Speculating on my very limited knowledge of Chinese characters.

Agree about 8, 2 and 3.

I think #2 on the right (in pic 1) is 1 yen, and the clean one says “46”, but it looks too young to be from 1946. The dirty one says “31” I think.

#1 is says “66” (presumably 1966), and two of the characters say “Chung wah”, which is how Cantonese people say “Chinese language”

#4 (which is “73”, or “37” if I’m reading it back-to-front!) says “Chung wah [something] gwok”, which could mean “Chinese [something] country”. Maybe they’re Taiwanese? Is that Sun Yat Sen on #4?

#5 is definitely Thai baht. That’s the king you can see there.

#6 I have seen in antique shops in China, so I’d imagine it’s an old (pre-Communist?) Chinese coin.

#7 somewhere Arabic!

#8 - 10 yen (?) and says “80”

*Entries provided*:
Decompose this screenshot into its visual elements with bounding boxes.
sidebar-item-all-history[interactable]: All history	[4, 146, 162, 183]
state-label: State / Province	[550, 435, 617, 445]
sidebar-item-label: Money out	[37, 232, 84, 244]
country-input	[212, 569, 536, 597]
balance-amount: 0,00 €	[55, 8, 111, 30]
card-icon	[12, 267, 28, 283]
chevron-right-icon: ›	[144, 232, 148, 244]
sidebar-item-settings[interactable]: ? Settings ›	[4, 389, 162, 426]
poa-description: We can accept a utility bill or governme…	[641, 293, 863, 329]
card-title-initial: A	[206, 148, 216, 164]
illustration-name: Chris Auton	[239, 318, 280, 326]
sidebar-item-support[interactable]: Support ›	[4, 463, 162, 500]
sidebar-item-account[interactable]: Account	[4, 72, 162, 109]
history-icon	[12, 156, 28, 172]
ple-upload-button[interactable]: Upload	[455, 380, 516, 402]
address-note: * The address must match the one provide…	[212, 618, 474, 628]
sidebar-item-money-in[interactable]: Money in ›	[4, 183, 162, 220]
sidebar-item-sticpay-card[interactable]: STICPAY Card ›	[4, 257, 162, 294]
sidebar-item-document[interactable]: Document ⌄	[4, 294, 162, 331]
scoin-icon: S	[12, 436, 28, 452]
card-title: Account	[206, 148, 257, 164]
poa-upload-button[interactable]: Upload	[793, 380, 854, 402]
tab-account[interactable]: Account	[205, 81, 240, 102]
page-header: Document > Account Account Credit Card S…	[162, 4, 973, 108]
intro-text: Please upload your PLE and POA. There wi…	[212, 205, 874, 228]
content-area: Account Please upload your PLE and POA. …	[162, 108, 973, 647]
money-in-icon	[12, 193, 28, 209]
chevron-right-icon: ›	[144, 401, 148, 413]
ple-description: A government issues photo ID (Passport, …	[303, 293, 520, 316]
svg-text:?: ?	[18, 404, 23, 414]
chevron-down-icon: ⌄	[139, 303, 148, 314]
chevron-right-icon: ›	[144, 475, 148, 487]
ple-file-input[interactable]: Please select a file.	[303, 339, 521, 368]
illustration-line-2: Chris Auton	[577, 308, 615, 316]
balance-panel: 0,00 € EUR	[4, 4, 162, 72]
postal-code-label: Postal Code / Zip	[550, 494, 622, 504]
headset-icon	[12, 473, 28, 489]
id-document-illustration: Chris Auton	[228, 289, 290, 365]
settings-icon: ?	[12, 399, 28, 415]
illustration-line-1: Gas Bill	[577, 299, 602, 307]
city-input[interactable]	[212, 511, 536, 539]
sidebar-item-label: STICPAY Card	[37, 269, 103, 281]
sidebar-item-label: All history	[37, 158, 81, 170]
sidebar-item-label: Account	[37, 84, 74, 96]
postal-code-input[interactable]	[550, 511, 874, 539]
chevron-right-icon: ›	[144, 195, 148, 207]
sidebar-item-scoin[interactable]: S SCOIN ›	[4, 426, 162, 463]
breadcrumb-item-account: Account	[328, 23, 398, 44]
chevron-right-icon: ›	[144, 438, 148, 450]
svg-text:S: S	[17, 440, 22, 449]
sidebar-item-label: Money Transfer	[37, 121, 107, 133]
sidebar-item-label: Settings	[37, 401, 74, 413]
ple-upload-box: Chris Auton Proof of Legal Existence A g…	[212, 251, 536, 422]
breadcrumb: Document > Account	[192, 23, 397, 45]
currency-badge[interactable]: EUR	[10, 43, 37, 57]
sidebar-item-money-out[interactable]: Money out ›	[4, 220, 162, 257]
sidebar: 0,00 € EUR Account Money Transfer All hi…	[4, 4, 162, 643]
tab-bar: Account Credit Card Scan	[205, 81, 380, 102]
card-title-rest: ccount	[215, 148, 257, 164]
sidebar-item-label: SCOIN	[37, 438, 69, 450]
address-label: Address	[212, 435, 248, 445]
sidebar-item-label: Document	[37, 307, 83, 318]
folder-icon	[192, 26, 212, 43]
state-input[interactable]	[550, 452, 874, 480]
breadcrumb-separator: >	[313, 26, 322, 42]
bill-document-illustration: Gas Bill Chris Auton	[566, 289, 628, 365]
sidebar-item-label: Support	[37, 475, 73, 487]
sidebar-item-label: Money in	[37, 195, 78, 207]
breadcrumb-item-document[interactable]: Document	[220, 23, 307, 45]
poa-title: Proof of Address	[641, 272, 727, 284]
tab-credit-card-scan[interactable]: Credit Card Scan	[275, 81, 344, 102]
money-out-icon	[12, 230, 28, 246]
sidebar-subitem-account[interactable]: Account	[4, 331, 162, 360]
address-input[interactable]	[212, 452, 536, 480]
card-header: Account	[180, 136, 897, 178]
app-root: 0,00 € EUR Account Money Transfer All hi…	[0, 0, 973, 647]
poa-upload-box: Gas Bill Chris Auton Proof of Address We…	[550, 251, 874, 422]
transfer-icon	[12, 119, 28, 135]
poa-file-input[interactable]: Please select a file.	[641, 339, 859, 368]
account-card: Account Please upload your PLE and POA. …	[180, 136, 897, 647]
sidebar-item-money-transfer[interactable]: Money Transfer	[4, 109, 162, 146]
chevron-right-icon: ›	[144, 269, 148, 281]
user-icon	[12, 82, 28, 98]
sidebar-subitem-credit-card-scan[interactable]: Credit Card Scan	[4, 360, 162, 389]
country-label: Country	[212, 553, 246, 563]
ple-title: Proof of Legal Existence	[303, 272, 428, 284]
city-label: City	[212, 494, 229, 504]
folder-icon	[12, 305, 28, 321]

*Given request 1*:
Write out everything in the post about the coins from "Agree about 8, 2" down to "#7 somewhere Arabic!".
*Given request 2*:
Resume the post about the coins, continuing from its last line.
The rows have no connection to the post about the coins.

*Expected output 1*:
Agree about 8, 2 and 3.

I think #2 on the right (in pic 1) is 1 yen, and the clean one says “46”, but it looks too young to be from 1946. The dirty one says “31” I think.

#1 is says “66” (presumably 1966), and two of the characters say “Chung wah”, which is how Cantonese people say “Chinese language”

#4 (which is “73”, or “37” if I’m reading it back-to-front!) says “Chung wah [something] gwok”, which could mean “Chinese [something] country”. Maybe they’re Taiwanese? Is that Sun Yat Sen on #4?

#5 is definitely Thai baht. That’s the king you can see there.

#6 I have seen in antique shops in China, so I’d imagine it’s an old (pre-Communist?) Chinese coin.

#7 somewhere Arabic!

*Expected output 2*:
Someone else who’s better at reading kanji/characters had better correct me on all this.

One mistake, that’s not “wah” as in “language,” is “wah” as in, I dunno, Chinese.

#1 and #4 say “Chinese people’s country.” Now that I think about it, that could perhaps be Taiwan, given their former claims to all of China and the apparent age of the coins. And actually, I don’t think “zhong hua min guo” was China’s long title in the Mainland. Also, I don’t know what that “sheng” thing is all about, and that could be accounted for (if not my own ignorance) by possible differences between Beijing and Taiwanese Putonghua. So actually I think 1 and 4 may well be Taiwanese, I didn’t consider that. Too much time in the mainland speaking about the two as one country…

IIRC, in Cantonese idiom, it’s the same character - in Mandarin I think that character’s pronounced “Fah”, isn’t it? Something to do with a flower. :confused:

Hm, I found something similar but much older then 6. See here. The coin on the left has the same markings on the top, bottom and left. The coin on the right has the same markings on the right, bottom and left. I’m fairly certain that the back is the “Boo Ciowan” listed below. My Grandfather probably picked this up at the end of WWII. He was a Navy sailor.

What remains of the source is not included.